--- start ---

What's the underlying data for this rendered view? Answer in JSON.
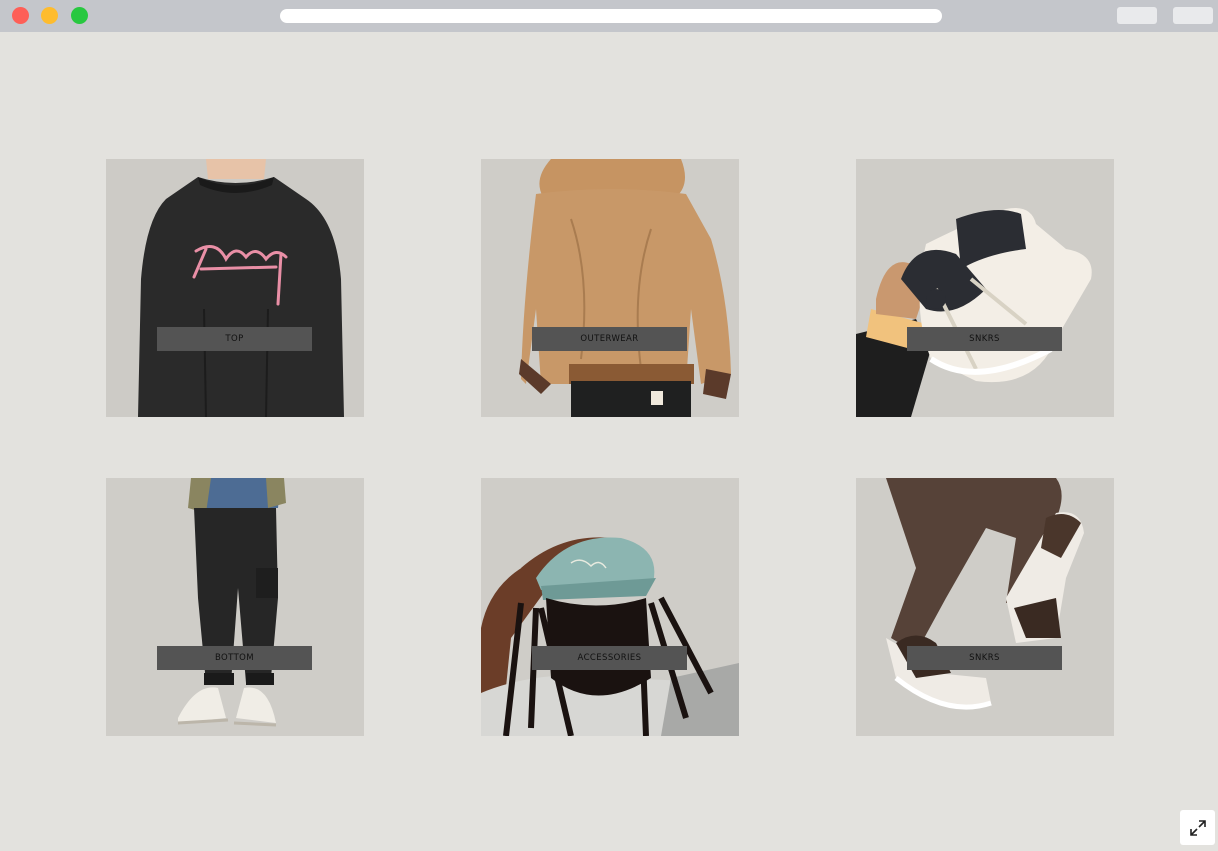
{
  "window": {
    "controls": [
      "close",
      "minimize",
      "maximize"
    ],
    "url": ""
  },
  "categories": [
    {
      "label": "TOP",
      "image": "black coach jacket with pink stussy script logo"
    },
    {
      "label": "OUTERWEAR",
      "image": "tan hooded canvas work jacket"
    },
    {
      "label": "SNKRS",
      "image": "hand holding cream and black high-top sneakers"
    },
    {
      "label": "BOTTOM",
      "image": "black cargo pants with white canvas sneakers"
    },
    {
      "label": "ACCESSORIES",
      "image": "person wearing light teal cap with embroidered logo"
    },
    {
      "label": "SNKRS",
      "image": "brown track pants with brown and white sneakers"
    }
  ],
  "colors": {
    "page_bg": "#e3e2de",
    "card_bg": "#cfcdc8",
    "label_bg": "#545454",
    "chrome": "#c4c6cb"
  },
  "fullscreen_icon": "expand-arrows-icon"
}
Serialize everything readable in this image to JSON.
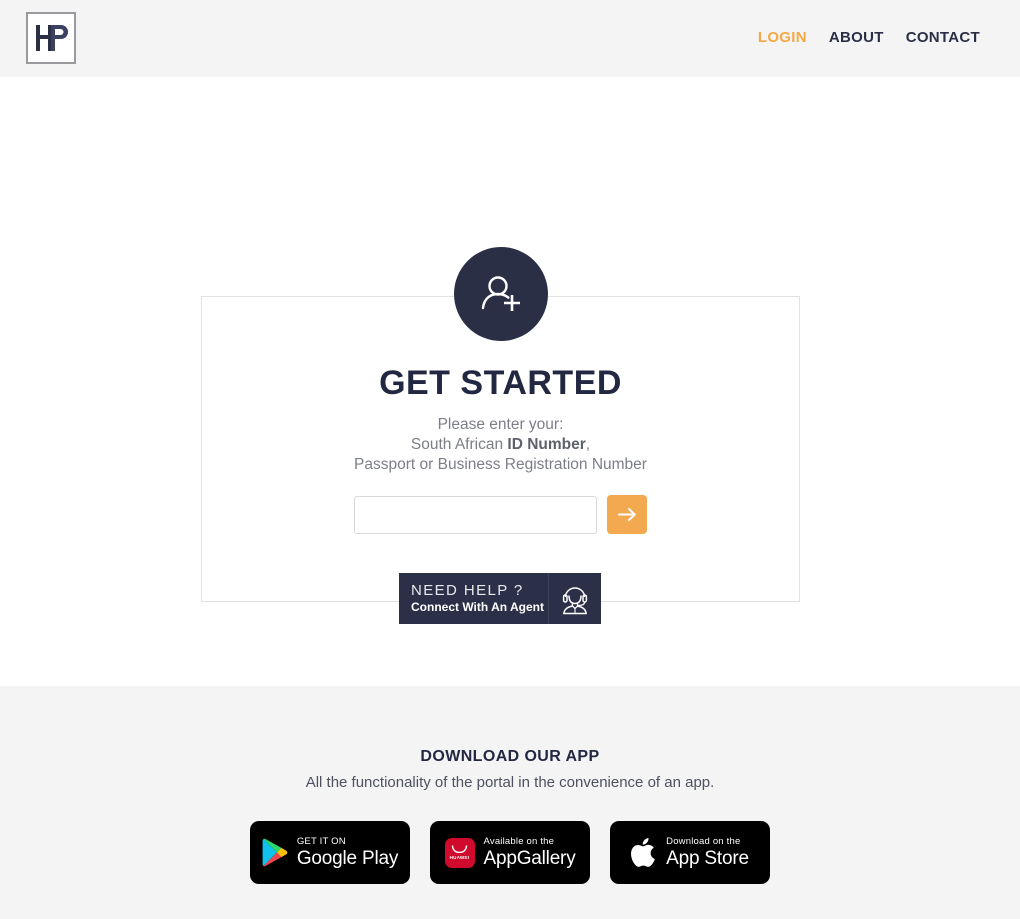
{
  "header": {
    "logo_text": "HP",
    "logo_alt": "hp-logo",
    "nav": [
      {
        "label": "LOGIN",
        "active": true
      },
      {
        "label": "ABOUT",
        "active": false
      },
      {
        "label": "CONTACT",
        "active": false
      }
    ]
  },
  "main": {
    "avatar_icon": "user-plus-icon",
    "title": "GET STARTED",
    "subtitle_line1": "Please enter your:",
    "subtitle_line2_prefix": "South African ",
    "subtitle_line2_bold": "ID Number",
    "subtitle_line2_suffix": ",",
    "subtitle_line3": "Passport or Business Registration Number",
    "input_value": "",
    "input_placeholder": "",
    "submit_icon": "arrow-right-icon"
  },
  "help_widget": {
    "title": "NEED HELP ?",
    "subtitle": "Connect With An Agent",
    "icon": "support-agent-icon"
  },
  "footer": {
    "title": "DOWNLOAD OUR APP",
    "subtitle": "All the functionality of the portal in the convenience of an app.",
    "badges": [
      {
        "small": "GET IT ON",
        "big": "Google Play",
        "icon": "google-play-icon"
      },
      {
        "small": "Available on the",
        "big": "AppGallery",
        "icon": "huawei-appgallery-icon",
        "logo_word": "HUAWEI"
      },
      {
        "small": "Download on the",
        "big": "App Store",
        "icon": "apple-icon"
      }
    ]
  },
  "colors": {
    "accent_orange": "#f5a845",
    "dark_navy": "#2b2f46",
    "band_gray": "#f4f4f4",
    "huawei_red": "#cf0a2c"
  }
}
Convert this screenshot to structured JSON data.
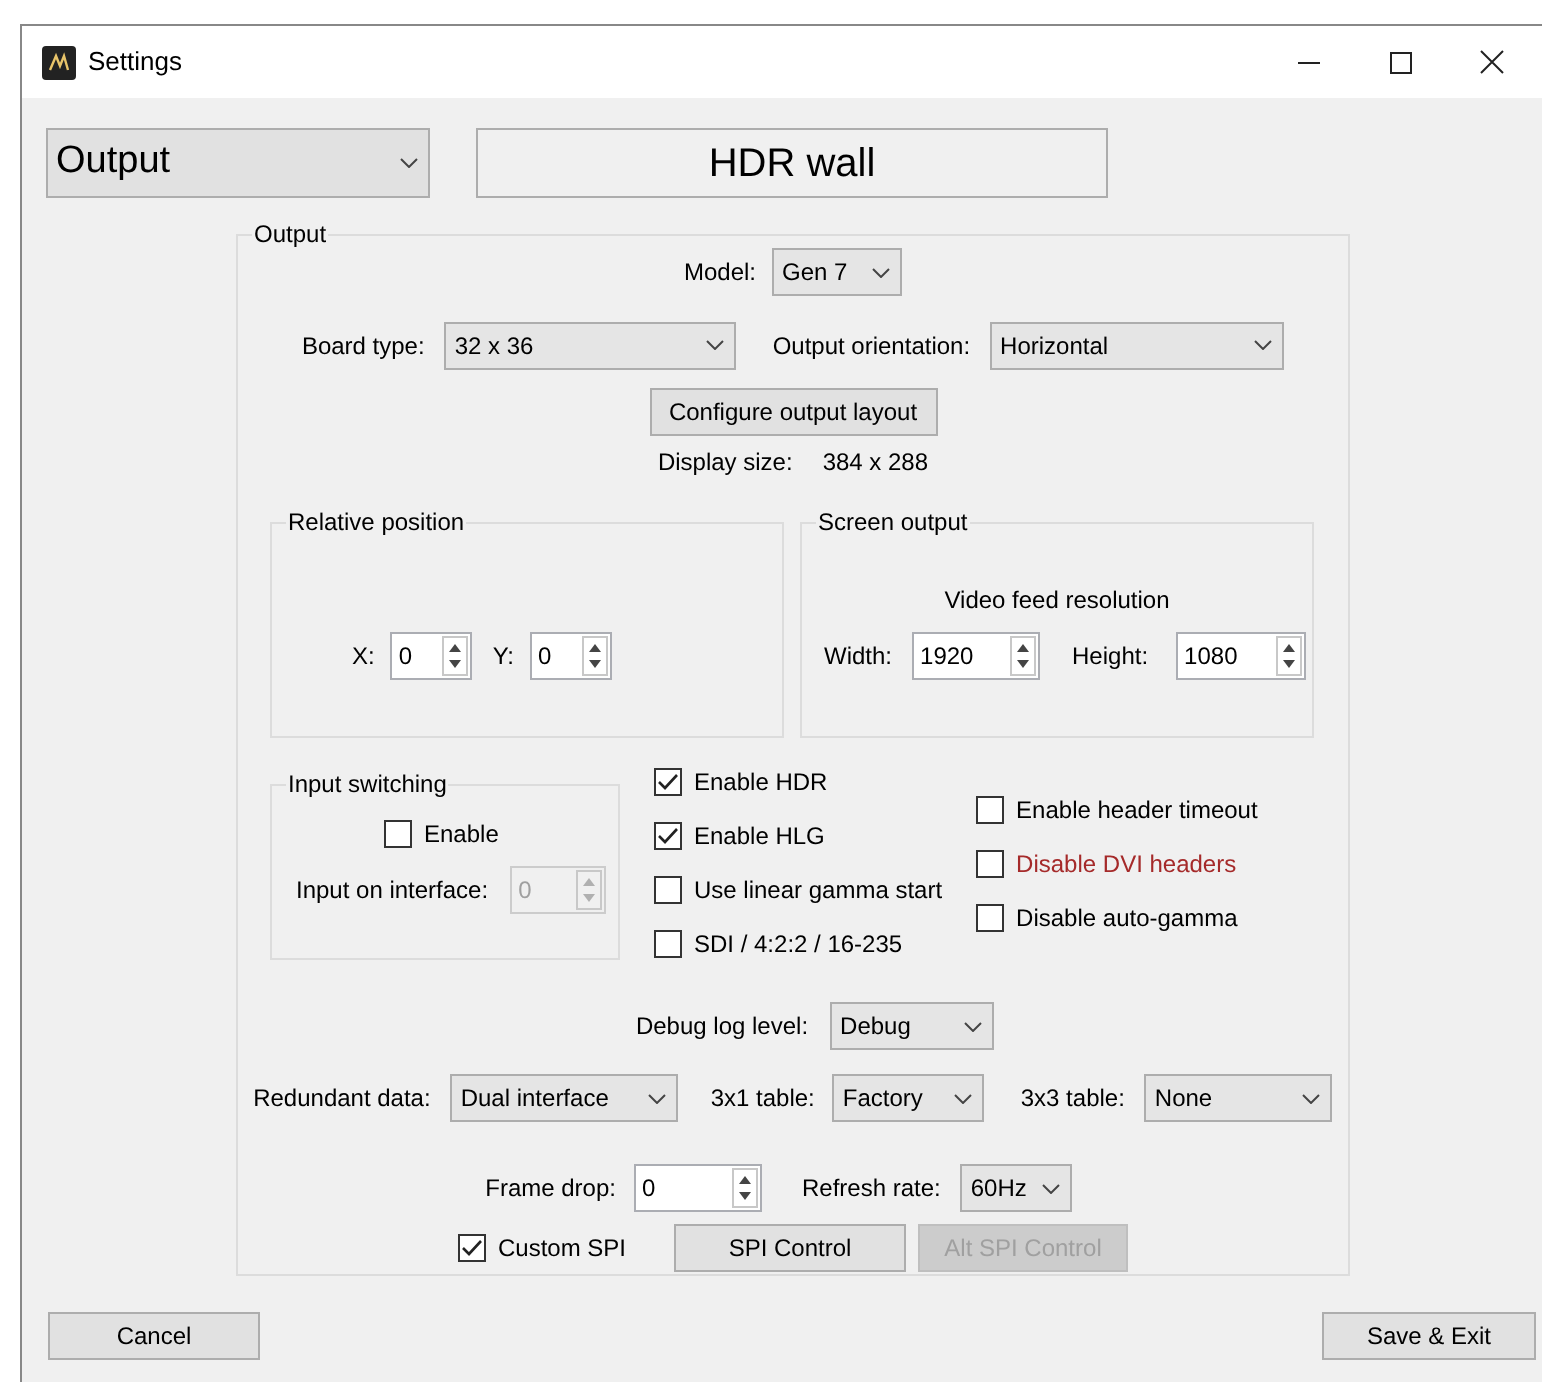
{
  "window": {
    "title": "Settings"
  },
  "page_select": {
    "value": "Output"
  },
  "device_name": "HDR wall",
  "output_group": {
    "title": "Output",
    "model": {
      "label": "Model:",
      "value": "Gen 7"
    },
    "board_type": {
      "label": "Board type:",
      "value": "32 x 36"
    },
    "output_orientation": {
      "label": "Output orientation:",
      "value": "Horizontal"
    },
    "configure_button": "Configure output layout",
    "display_size": {
      "label": "Display size:",
      "value": "384 x 288"
    },
    "relative_position": {
      "title": "Relative position",
      "x": {
        "label": "X:",
        "value": "0"
      },
      "y": {
        "label": "Y:",
        "value": "0"
      }
    },
    "screen_output": {
      "title": "Screen output",
      "subtitle": "Video feed resolution",
      "width": {
        "label": "Width:",
        "value": "1920"
      },
      "height": {
        "label": "Height:",
        "value": "1080"
      }
    },
    "input_switching": {
      "title": "Input switching",
      "enable": {
        "label": "Enable",
        "checked": false
      },
      "input_on_interface": {
        "label": "Input on interface:",
        "value": "0",
        "disabled": true
      }
    },
    "options_left": [
      {
        "label": "Enable HDR",
        "checked": true,
        "color": "#000000"
      },
      {
        "label": "Enable HLG",
        "checked": true,
        "color": "#000000"
      },
      {
        "label": "Use linear gamma start",
        "checked": false,
        "color": "#000000"
      },
      {
        "label": "SDI / 4:2:2 / 16-235",
        "checked": false,
        "color": "#000000"
      }
    ],
    "options_right": [
      {
        "label": "Enable header timeout",
        "checked": false,
        "color": "#000000"
      },
      {
        "label": "Disable DVI headers",
        "checked": false,
        "color": "#a52a2a"
      },
      {
        "label": "Disable auto-gamma",
        "checked": false,
        "color": "#000000"
      }
    ],
    "debug_log_level": {
      "label": "Debug log level:",
      "value": "Debug"
    },
    "redundant_data": {
      "label": "Redundant data:",
      "value": "Dual interface"
    },
    "table_3x1": {
      "label": "3x1 table:",
      "value": "Factory"
    },
    "table_3x3": {
      "label": "3x3 table:",
      "value": "None"
    },
    "frame_drop": {
      "label": "Frame drop:",
      "value": "0"
    },
    "refresh_rate": {
      "label": "Refresh rate:",
      "value": "60Hz"
    },
    "custom_spi": {
      "label": "Custom SPI",
      "checked": true
    },
    "spi_control_button": {
      "label": "SPI Control",
      "disabled": false
    },
    "alt_spi_control_button": {
      "label": "Alt SPI Control",
      "disabled": true
    }
  },
  "cancel_button": "Cancel",
  "save_button": "Save & Exit"
}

--- end ---

Exercise task
Print each line of the material above exactly, with the pictures removed from your copy.

Complete answer
What's the underlying data for this rendered view? Answer in JSON.
{
  "window": {
    "controls": [
      "close",
      "minimize",
      "maximize"
    ],
    "url": ""
  },
  "categories": [
    {
      "label": "TOP",
      "image": "black coach jacket with pink stussy script logo"
    },
    {
      "label": "OUTERWEAR",
      "image": "tan hooded canvas work jacket"
    },
    {
      "label": "SNKRS",
      "image": "hand holding cream and black high-top sneakers"
    },
    {
      "label": "BOTTOM",
      "image": "black cargo pants with white canvas sneakers"
    },
    {
      "label": "ACCESSORIES",
      "image": "person wearing light teal cap with embroidered logo"
    },
    {
      "label": "SNKRS",
      "image": "brown track pants with brown and white sneakers"
    }
  ],
  "colors": {
    "page_bg": "#e3e2de",
    "card_bg": "#cfcdc8",
    "label_bg": "#545454",
    "chrome": "#c4c6cb"
  },
  "fullscreen_icon": "expand-arrows-icon"
}
Serialize everything readable in this image to JSON.
{
  "header": {
    "logo_text": "HP",
    "logo_alt": "hp-logo",
    "nav": [
      {
        "label": "LOGIN",
        "active": true
      },
      {
        "label": "ABOUT",
        "active": false
      },
      {
        "label": "CONTACT",
        "active": false
      }
    ]
  },
  "main": {
    "avatar_icon": "user-plus-icon",
    "title": "GET STARTED",
    "subtitle_line1": "Please enter your:",
    "subtitle_line2_prefix": "South African ",
    "subtitle_line2_bold": "ID Number",
    "subtitle_line2_suffix": ",",
    "subtitle_line3": "Passport or Business Registration Number",
    "input_value": "",
    "input_placeholder": "",
    "submit_icon": "arrow-right-icon"
  },
  "help_widget": {
    "title": "NEED HELP ?",
    "subtitle": "Connect With An Agent",
    "icon": "support-agent-icon"
  },
  "footer": {
    "title": "DOWNLOAD OUR APP",
    "subtitle": "All the functionality of the portal in the convenience of an app.",
    "badges": [
      {
        "small": "GET IT ON",
        "big": "Google Play",
        "icon": "google-play-icon"
      },
      {
        "small": "Available on the",
        "big": "AppGallery",
        "icon": "huawei-appgallery-icon",
        "logo_word": "HUAWEI"
      },
      {
        "small": "Download on the",
        "big": "App Store",
        "icon": "apple-icon"
      }
    ]
  },
  "colors": {
    "accent_orange": "#f5a845",
    "dark_navy": "#2b2f46",
    "band_gray": "#f4f4f4",
    "huawei_red": "#cf0a2c"
  }
}
Convert this screenshot to structured JSON data.
{
  "window": {
    "title": "Settings"
  },
  "page_select": {
    "value": "Output"
  },
  "device_name": "HDR wall",
  "output_group": {
    "title": "Output",
    "model": {
      "label": "Model:",
      "value": "Gen 7"
    },
    "board_type": {
      "label": "Board type:",
      "value": "32 x 36"
    },
    "output_orientation": {
      "label": "Output orientation:",
      "value": "Horizontal"
    },
    "configure_button": "Configure output layout",
    "display_size": {
      "label": "Display size:",
      "value": "384 x 288"
    },
    "relative_position": {
      "title": "Relative position",
      "x": {
        "label": "X:",
        "value": "0"
      },
      "y": {
        "label": "Y:",
        "value": "0"
      }
    },
    "screen_output": {
      "title": "Screen output",
      "subtitle": "Video feed resolution",
      "width": {
        "label": "Width:",
        "value": "1920"
      },
      "height": {
        "label": "Height:",
        "value": "1080"
      }
    },
    "input_switching": {
      "title": "Input switching",
      "enable": {
        "label": "Enable",
        "checked": false
      },
      "input_on_interface": {
        "label": "Input on interface:",
        "value": "0",
        "disabled": true
      }
    },
    "options_left": [
      {
        "label": "Enable HDR",
        "checked": true,
        "color": "#000000"
      },
      {
        "label": "Enable HLG",
        "checked": true,
        "color": "#000000"
      },
      {
        "label": "Use linear gamma start",
        "checked": false,
        "color": "#000000"
      },
      {
        "label": "SDI / 4:2:2 / 16-235",
        "checked": false,
        "color": "#000000"
      }
    ],
    "options_right": [
      {
        "label": "Enable header timeout",
        "checked": false,
        "color": "#000000"
      },
      {
        "label": "Disable DVI headers",
        "checked": false,
        "color": "#a52a2a"
      },
      {
        "label": "Disable auto-gamma",
        "checked": false,
        "color": "#000000"
      }
    ],
    "debug_log_level": {
      "label": "Debug log level:",
      "value": "Debug"
    },
    "redundant_data": {
      "label": "Redundant data:",
      "value": "Dual interface"
    },
    "table_3x1": {
      "label": "3x1 table:",
      "value": "Factory"
    },
    "table_3x3": {
      "label": "3x3 table:",
      "value": "None"
    },
    "frame_drop": {
      "label": "Frame drop:",
      "value": "0"
    },
    "refresh_rate": {
      "label": "Refresh rate:",
      "value": "60Hz"
    },
    "custom_spi": {
      "label": "Custom SPI",
      "checked": true
    },
    "spi_control_button": {
      "label": "SPI Control",
      "disabled": false
    },
    "alt_spi_control_button": {
      "label": "Alt SPI Control",
      "disabled": true
    }
  },
  "cancel_button": "Cancel",
  "save_button": "Save & Exit"
}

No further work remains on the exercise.